▶ Aim:
Restate the full set of records exactly, without adding or dropping a word.

(Part of a data file)
::::::::
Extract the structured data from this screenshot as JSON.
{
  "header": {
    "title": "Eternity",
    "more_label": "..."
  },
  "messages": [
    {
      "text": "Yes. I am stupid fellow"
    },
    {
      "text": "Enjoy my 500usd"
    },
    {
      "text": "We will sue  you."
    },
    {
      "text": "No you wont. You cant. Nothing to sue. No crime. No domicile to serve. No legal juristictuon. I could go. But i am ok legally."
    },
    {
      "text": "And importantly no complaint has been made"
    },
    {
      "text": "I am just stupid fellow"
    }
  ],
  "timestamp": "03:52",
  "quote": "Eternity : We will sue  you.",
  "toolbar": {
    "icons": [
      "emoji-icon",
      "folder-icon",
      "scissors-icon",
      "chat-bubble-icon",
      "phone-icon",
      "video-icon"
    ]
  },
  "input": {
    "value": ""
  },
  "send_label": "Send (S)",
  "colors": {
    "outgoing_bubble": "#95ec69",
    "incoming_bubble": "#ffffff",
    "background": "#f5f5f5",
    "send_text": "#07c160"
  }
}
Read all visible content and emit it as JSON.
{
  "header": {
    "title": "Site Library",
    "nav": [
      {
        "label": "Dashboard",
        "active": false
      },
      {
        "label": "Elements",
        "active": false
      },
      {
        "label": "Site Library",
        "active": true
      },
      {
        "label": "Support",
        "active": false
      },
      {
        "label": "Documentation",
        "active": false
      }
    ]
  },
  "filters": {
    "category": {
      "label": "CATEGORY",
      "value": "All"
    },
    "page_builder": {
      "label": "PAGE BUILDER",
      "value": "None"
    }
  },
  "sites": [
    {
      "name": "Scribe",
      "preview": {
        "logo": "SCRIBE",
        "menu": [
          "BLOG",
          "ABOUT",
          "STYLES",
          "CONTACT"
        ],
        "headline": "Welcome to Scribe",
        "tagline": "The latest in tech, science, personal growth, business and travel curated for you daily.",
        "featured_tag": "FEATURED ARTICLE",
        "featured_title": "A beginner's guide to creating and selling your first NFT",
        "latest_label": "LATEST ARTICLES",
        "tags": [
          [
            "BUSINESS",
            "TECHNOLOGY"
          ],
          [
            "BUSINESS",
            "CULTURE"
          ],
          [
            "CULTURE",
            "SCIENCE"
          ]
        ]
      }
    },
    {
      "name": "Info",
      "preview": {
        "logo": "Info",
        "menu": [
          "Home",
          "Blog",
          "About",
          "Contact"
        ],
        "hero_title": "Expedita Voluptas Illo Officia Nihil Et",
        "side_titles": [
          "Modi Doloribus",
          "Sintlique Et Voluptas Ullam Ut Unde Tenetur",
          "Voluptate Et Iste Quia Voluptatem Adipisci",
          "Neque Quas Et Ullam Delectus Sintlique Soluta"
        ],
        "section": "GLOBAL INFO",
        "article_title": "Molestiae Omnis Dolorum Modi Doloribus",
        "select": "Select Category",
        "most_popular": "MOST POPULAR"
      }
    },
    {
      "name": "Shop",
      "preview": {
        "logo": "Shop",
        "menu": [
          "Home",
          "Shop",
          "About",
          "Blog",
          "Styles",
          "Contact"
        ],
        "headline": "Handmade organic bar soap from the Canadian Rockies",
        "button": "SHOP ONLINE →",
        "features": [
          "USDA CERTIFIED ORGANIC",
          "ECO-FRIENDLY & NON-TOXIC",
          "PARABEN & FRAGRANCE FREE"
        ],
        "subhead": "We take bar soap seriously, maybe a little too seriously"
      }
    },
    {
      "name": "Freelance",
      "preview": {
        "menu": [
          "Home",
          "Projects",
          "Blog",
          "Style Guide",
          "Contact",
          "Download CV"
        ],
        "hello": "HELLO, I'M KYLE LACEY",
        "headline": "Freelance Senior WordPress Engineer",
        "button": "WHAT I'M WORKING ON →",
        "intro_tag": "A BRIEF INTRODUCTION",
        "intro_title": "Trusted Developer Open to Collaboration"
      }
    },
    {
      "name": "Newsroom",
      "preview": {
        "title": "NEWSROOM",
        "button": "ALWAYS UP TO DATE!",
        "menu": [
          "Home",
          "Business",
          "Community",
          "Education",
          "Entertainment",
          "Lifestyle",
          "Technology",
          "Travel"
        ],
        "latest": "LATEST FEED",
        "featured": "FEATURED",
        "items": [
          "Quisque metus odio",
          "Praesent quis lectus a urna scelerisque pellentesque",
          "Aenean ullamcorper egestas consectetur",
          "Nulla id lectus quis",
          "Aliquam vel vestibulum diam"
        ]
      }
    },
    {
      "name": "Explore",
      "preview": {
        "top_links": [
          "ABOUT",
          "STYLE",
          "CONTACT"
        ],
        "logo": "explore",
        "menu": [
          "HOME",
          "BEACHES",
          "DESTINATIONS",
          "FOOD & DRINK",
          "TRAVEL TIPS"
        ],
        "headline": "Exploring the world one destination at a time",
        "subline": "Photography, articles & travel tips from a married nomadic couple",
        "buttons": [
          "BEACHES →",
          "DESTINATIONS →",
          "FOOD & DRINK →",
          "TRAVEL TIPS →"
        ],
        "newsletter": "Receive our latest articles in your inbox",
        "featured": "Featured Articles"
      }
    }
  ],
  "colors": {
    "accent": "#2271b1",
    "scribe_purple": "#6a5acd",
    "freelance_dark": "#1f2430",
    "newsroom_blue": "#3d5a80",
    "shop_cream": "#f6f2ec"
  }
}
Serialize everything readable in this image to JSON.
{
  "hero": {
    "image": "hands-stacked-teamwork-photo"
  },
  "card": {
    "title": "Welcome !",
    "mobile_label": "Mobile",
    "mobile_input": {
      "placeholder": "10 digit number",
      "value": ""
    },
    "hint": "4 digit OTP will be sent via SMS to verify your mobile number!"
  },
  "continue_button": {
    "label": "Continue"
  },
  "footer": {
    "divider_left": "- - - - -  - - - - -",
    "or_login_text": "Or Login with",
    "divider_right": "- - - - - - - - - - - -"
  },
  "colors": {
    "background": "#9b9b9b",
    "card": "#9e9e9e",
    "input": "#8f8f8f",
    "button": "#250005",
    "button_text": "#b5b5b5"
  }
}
::::::::
▶ Task output:
Extract the structured data from this screenshot as JSON.
{
  "header": {
    "title": "Eternity",
    "more_label": "..."
  },
  "messages": [
    {
      "text": "Yes. I am stupid fellow"
    },
    {
      "text": "Enjoy my 500usd"
    },
    {
      "text": "We will sue  you."
    },
    {
      "text": "No you wont. You cant. Nothing to sue. No crime. No domicile to serve. No legal juristictuon. I could go. But i am ok legally."
    },
    {
      "text": "And importantly no complaint has been made"
    },
    {
      "text": "I am just stupid fellow"
    }
  ],
  "timestamp": "03:52",
  "quote": "Eternity : We will sue  you.",
  "toolbar": {
    "icons": [
      "emoji-icon",
      "folder-icon",
      "scissors-icon",
      "chat-bubble-icon",
      "phone-icon",
      "video-icon"
    ]
  },
  "input": {
    "value": ""
  },
  "send_label": "Send (S)",
  "colors": {
    "outgoing_bubble": "#95ec69",
    "incoming_bubble": "#ffffff",
    "background": "#f5f5f5",
    "send_text": "#07c160"
  }
}
Read all visible content and emit it as JSON.
{
  "header": {
    "title": "Site Library",
    "nav": [
      {
        "label": "Dashboard",
        "active": false
      },
      {
        "label": "Elements",
        "active": false
      },
      {
        "label": "Site Library",
        "active": true
      },
      {
        "label": "Support",
        "active": false
      },
      {
        "label": "Documentation",
        "active": false
      }
    ]
  },
  "filters": {
    "category": {
      "label": "CATEGORY",
      "value": "All"
    },
    "page_builder": {
      "label": "PAGE BUILDER",
      "value": "None"
    }
  },
  "sites": [
    {
      "name": "Scribe",
      "preview": {
        "logo": "SCRIBE",
        "menu": [
          "BLOG",
          "ABOUT",
          "STYLES",
          "CONTACT"
        ],
        "headline": "Welcome to Scribe",
        "tagline": "The latest in tech, science, personal growth, business and travel curated for you daily.",
        "featured_tag": "FEATURED ARTICLE",
        "featured_title": "A beginner's guide to creating and selling your first NFT",
        "latest_label": "LATEST ARTICLES",
        "tags": [
          [
            "BUSINESS",
            "TECHNOLOGY"
          ],
          [
            "BUSINESS",
            "CULTURE"
          ],
          [
            "CULTURE",
            "SCIENCE"
          ]
        ]
      }
    },
    {
      "name": "Info",
      "preview": {
        "logo": "Info",
        "menu": [
          "Home",
          "Blog",
          "About",
          "Contact"
        ],
        "hero_title": "Expedita Voluptas Illo Officia Nihil Et",
        "side_titles": [
          "Modi Doloribus",
          "Sintlique Et Voluptas Ullam Ut Unde Tenetur",
          "Voluptate Et Iste Quia Voluptatem Adipisci",
          "Neque Quas Et Ullam Delectus Sintlique Soluta"
        ],
        "section": "GLOBAL INFO",
        "article_title": "Molestiae Omnis Dolorum Modi Doloribus",
        "select": "Select Category",
        "most_popular": "MOST POPULAR"
      }
    },
    {
      "name": "Shop",
      "preview": {
        "logo": "Shop",
        "menu": [
          "Home",
          "Shop",
          "About",
          "Blog",
          "Styles",
          "Contact"
        ],
        "headline": "Handmade organic bar soap from the Canadian Rockies",
        "button": "SHOP ONLINE →",
        "features": [
          "USDA CERTIFIED ORGANIC",
          "ECO-FRIENDLY & NON-TOXIC",
          "PARABEN & FRAGRANCE FREE"
        ],
        "subhead": "We take bar soap seriously, maybe a little too seriously"
      }
    },
    {
      "name": "Freelance",
      "preview": {
        "menu": [
          "Home",
          "Projects",
          "Blog",
          "Style Guide",
          "Contact",
          "Download CV"
        ],
        "hello": "HELLO, I'M KYLE LACEY",
        "headline": "Freelance Senior WordPress Engineer",
        "button": "WHAT I'M WORKING ON →",
        "intro_tag": "A BRIEF INTRODUCTION",
        "intro_title": "Trusted Developer Open to Collaboration"
      }
    },
    {
      "name": "Newsroom",
      "preview": {
        "title": "NEWSROOM",
        "button": "ALWAYS UP TO DATE!",
        "menu": [
          "Home",
          "Business",
          "Community",
          "Education",
          "Entertainment",
          "Lifestyle",
          "Technology",
          "Travel"
        ],
        "latest": "LATEST FEED",
        "featured": "FEATURED",
        "items": [
          "Quisque metus odio",
          "Praesent quis lectus a urna scelerisque pellentesque",
          "Aenean ullamcorper egestas consectetur",
          "Nulla id lectus quis",
          "Aliquam vel vestibulum diam"
        ]
      }
    },
    {
      "name": "Explore",
      "preview": {
        "top_links": [
          "ABOUT",
          "STYLE",
          "CONTACT"
        ],
        "logo": "explore",
        "menu": [
          "HOME",
          "BEACHES",
          "DESTINATIONS",
          "FOOD & DRINK",
          "TRAVEL TIPS"
        ],
        "headline": "Exploring the world one destination at a time",
        "subline": "Photography, articles & travel tips from a married nomadic couple",
        "buttons": [
          "BEACHES →",
          "DESTINATIONS →",
          "FOOD & DRINK →",
          "TRAVEL TIPS →"
        ],
        "newsletter": "Receive our latest articles in your inbox",
        "featured": "Featured Articles"
      }
    }
  ],
  "colors": {
    "accent": "#2271b1",
    "scribe_purple": "#6a5acd",
    "freelance_dark": "#1f2430",
    "newsroom_blue": "#3d5a80",
    "shop_cream": "#f6f2ec"
  }
}
Serialize everything readable in this image to JSON.
{
  "hero": {
    "image": "hands-stacked-teamwork-photo"
  },
  "card": {
    "title": "Welcome !",
    "mobile_label": "Mobile",
    "mobile_input": {
      "placeholder": "10 digit number",
      "value": ""
    },
    "hint": "4 digit OTP will be sent via SMS to verify your mobile number!"
  },
  "continue_button": {
    "label": "Continue"
  },
  "footer": {
    "divider_left": "- - - - -  - - - - -",
    "or_login_text": "Or Login with",
    "divider_right": "- - - - - - - - - - - -"
  },
  "colors": {
    "background": "#9b9b9b",
    "card": "#9e9e9e",
    "input": "#8f8f8f",
    "button": "#250005",
    "button_text": "#b5b5b5"
  }
}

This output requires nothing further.